EXERCÍCIOS A FAZER —
(1) Responda às perguntas a seguir com base no texto sobre o filme Triangle of Sadness.
(a) Em quantas partes a estrutura do filme é dividida?
(b) Em que lugar o cineasta reúne as figuras da alta sociedade?
(c) Que frase aparece estampada no telão durante o desfile de Yaya?
(2) Transcreva, do texto sobre o filme Triangle of Sadness, o trecho que vai de "De algo aparentemente" até "em situações extremas.", inclusive.
(3) Escreva a continuação do texto sobre o filme Triangle of Sadness a partir do ponto em que ele termina.

TRECHO DA PÁGINA —

○ ○ ○

De algo aparentemente simples e do nosso cotidiano, o “triângulo” serve também como alusão à estrutura do filme por ser dividida em três partes, depois, para a síntese definitiva: um trágico fenômeno que traça uma sátira à alta sociedade. Para Östlund, a graça do título é por possibilitar as diferentes facetas com que ele vai trabalhando a temática por um viés mais cínico do humor ao visto em The Square – A Arte da Discórdia. Neste caso, ao reunir inúmeras figuras da alta sociedade num cruzeiro de luxo, o cineasta poupa o caminho de confrontá-los e deixa o trágico destino que os acomete manifestar a vaidade que os corrói em situações extremas.

A narrativa proposta por Östlund é tão imprevisível e engenhosa que graças ao humor mordaz o espectador pode se ver rapidamente atraído pelo que está assistindo, mesmo que o enredo esteja apenas engatinhando. Isso denota muito controle pela a história que está contando, o que fica evidente no primeiro capítulo com a apresentação do casal protagonista, Carl (Harris Dickinson) enquanto se candidata para ser modelo de uma agência publicitária, e Yaya (Charlbi Dean), influencer digital e modelo. Há muitos acenos visuais que servem como pistas e alusões aos capítulos, e nesse momento inicial, a frase “Everyone’s Equal Now“, estampada no telão durante o desfile de Yaya, explode com o cinismo disparado com que vamos conhecendo esse casal repleto de futilidades e vivendo sob aparências, e todo esse recorte ganha força com a abordagem comicamente constrangedora e desconfortável com a discussão sobre igualdade de gênero e empoderamento.

A dinâmica com o casal funciona como uma camada mais superficial da sátira catastrófica que Östlund está traçando, mas ainda assim, é uma camada eficiente pela superficialidade ser proposital, exagerada, um ensaio de duas pessoas privilegiadas por suas aparências e que discutem os problemas de forma banal pela bolha que vivem. Há uma gama de fatores que implicam questões além do que o casal realmente experimenta, e Östlund deixa para observação o entretenimento de ver essa futilidade espumando. E nessa linha, há o que torna Triangle of Sadness tão carismático: o nível desconcertante que o diretor aplica em sua execução.

○ ○ ○

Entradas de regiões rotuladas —
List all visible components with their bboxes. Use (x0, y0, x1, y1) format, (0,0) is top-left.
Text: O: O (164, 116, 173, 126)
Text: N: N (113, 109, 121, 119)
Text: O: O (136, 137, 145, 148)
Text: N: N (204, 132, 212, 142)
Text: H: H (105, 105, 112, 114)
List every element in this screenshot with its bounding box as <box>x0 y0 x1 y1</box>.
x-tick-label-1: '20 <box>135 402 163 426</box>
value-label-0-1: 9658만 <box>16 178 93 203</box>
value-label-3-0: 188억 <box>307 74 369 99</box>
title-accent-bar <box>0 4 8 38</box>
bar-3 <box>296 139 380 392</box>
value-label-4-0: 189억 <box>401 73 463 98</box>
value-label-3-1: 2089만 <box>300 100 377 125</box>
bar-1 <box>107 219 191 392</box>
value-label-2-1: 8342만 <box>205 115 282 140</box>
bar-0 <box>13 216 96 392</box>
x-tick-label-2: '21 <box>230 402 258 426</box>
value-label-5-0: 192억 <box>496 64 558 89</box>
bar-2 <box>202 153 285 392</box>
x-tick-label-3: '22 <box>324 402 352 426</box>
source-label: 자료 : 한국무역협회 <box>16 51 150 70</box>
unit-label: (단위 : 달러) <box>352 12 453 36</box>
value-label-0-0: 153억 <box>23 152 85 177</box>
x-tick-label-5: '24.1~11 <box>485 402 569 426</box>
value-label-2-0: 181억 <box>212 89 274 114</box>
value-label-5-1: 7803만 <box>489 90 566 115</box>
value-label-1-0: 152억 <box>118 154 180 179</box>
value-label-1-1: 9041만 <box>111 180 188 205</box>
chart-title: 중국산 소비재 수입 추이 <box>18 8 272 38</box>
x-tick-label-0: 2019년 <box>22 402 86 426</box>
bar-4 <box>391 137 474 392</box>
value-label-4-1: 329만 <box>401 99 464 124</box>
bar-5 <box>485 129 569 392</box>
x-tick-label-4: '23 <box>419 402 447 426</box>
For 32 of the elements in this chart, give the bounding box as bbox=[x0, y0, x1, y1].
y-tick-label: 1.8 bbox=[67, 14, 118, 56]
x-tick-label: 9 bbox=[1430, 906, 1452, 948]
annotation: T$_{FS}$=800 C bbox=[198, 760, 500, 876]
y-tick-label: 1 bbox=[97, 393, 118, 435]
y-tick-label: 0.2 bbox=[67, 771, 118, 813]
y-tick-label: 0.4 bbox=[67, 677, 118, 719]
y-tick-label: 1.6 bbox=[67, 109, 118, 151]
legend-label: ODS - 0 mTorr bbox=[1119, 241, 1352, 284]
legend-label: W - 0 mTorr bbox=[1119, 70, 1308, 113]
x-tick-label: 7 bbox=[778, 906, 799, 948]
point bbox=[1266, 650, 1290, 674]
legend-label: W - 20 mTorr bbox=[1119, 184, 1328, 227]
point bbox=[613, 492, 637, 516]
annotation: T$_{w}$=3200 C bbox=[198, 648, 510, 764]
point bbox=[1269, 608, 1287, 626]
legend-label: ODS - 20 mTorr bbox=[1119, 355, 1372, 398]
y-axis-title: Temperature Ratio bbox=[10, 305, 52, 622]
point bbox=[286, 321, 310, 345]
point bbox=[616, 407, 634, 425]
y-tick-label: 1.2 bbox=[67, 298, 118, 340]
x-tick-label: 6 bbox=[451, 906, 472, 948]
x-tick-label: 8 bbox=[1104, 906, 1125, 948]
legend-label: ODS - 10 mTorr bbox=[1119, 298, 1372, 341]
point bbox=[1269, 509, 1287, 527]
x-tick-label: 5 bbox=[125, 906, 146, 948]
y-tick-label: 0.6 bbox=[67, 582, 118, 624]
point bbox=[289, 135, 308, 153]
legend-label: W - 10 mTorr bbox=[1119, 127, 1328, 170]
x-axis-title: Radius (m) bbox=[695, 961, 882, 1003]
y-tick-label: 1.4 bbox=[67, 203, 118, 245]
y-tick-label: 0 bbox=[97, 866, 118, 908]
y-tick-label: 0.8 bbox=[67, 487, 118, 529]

○ ○ ○

AS RESPOSTAS —
(1)
(a) Em três partes.
(b) Num cruzeiro de luxo.
(c) “Everyone’s Equal Now”.

(2)
De algo aparentemente simples e do nosso cotidiano, o “triângulo” serve também como alusão à estrutura do filme por ser dividida em três partes, depois, para a síntese definitiva: um trágico fenômeno que traça uma sátira à alta sociedade. Para Östlund, a graça do título é por possibilitar as diferentes facetas com que ele vai trabalhando a temática por um viés mais cínico do humor ao visto em The Square – A Arte da Discórdia. Neste caso, ao reunir inúmeras figuras da alta sociedade num cruzeiro de luxo, o cineasta poupa o caminho de confrontá-los e deixa o trágico destino que os acomete manifestar a vaidade que os corrói em situações extremas.

(3)
Ao não perder esse tom desconcertante de vista, é como Östlund transita tão bem entre a sátira expositiva e trágica sobre política, capitalismo e hierarquia, tudo isso pelo prisma da alta sociedade cega nos seus privilégios — momentos com a trilha sonora, como Life, de De’s ree, é humor ácido a parte. A exemplo da hóspede que insiste que viu as velas do barco sujas e que elas sejam lavadas, quando na verdade está à bordo de uma embarcação motorizada, e antes da trama surgir com a virada caótica que inunda da pior forma possível a realidade intocável da alta sociedade, vamos aos poucos conhecendo seus hábitos esnobes como se tudo fosse apenas seus privilégios. A reviravolta quase que literal põe como foco uma única questão: o que sobra quando não se tem mais o controle, os bens, o luxo.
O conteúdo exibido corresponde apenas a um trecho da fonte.